* _Directions for this task_
Return all lines from the listing below in which the string "JSON" occurs.

* _Material for the task_
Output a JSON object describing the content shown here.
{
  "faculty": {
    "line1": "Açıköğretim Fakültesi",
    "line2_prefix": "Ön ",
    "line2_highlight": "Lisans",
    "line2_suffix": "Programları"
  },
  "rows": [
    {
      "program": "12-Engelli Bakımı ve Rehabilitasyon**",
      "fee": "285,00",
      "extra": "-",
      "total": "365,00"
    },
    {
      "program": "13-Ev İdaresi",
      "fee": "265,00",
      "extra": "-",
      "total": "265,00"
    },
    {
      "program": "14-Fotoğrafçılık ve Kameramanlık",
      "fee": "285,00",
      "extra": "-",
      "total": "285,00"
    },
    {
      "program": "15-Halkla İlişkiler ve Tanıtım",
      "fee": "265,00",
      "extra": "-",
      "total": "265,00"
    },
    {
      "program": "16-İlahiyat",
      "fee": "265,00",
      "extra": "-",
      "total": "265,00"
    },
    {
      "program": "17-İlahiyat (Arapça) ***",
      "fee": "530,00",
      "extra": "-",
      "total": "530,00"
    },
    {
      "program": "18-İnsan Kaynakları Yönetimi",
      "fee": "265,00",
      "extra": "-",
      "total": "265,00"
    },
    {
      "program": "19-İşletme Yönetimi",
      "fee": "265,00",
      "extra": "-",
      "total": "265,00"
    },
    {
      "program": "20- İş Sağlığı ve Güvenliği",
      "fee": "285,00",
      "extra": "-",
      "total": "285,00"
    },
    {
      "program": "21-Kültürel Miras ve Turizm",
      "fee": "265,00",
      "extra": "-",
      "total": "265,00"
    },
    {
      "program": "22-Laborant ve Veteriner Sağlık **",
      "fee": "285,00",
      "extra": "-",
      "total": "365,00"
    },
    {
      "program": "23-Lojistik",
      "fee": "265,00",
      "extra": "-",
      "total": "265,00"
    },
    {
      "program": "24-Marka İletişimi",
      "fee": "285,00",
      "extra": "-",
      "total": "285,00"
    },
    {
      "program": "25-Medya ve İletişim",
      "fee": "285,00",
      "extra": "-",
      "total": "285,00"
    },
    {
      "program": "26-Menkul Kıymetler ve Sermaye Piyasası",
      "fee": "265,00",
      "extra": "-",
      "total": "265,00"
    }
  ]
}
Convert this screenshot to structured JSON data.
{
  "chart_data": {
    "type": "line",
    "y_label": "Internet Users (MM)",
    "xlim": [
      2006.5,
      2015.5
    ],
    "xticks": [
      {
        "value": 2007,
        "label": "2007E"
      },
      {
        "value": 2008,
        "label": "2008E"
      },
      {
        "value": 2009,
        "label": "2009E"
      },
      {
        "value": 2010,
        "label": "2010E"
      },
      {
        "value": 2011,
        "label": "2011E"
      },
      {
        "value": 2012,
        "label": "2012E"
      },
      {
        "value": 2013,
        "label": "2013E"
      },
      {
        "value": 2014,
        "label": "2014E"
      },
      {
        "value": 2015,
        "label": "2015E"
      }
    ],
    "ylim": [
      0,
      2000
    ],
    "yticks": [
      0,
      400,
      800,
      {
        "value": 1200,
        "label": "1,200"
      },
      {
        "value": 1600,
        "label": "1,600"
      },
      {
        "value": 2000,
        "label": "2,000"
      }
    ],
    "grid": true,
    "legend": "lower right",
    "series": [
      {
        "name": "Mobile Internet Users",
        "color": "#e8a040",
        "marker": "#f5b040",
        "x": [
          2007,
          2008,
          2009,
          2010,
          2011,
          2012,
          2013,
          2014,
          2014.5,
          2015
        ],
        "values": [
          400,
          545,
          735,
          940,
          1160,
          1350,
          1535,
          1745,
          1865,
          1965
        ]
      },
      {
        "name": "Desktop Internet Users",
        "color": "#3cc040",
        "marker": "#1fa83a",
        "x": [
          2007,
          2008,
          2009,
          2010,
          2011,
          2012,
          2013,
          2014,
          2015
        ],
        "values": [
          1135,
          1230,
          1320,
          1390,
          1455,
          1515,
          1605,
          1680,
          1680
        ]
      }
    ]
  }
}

* _Exercise response_
Output a JSON object describing the content shown here.
Convert this screenshot to structured JSON data.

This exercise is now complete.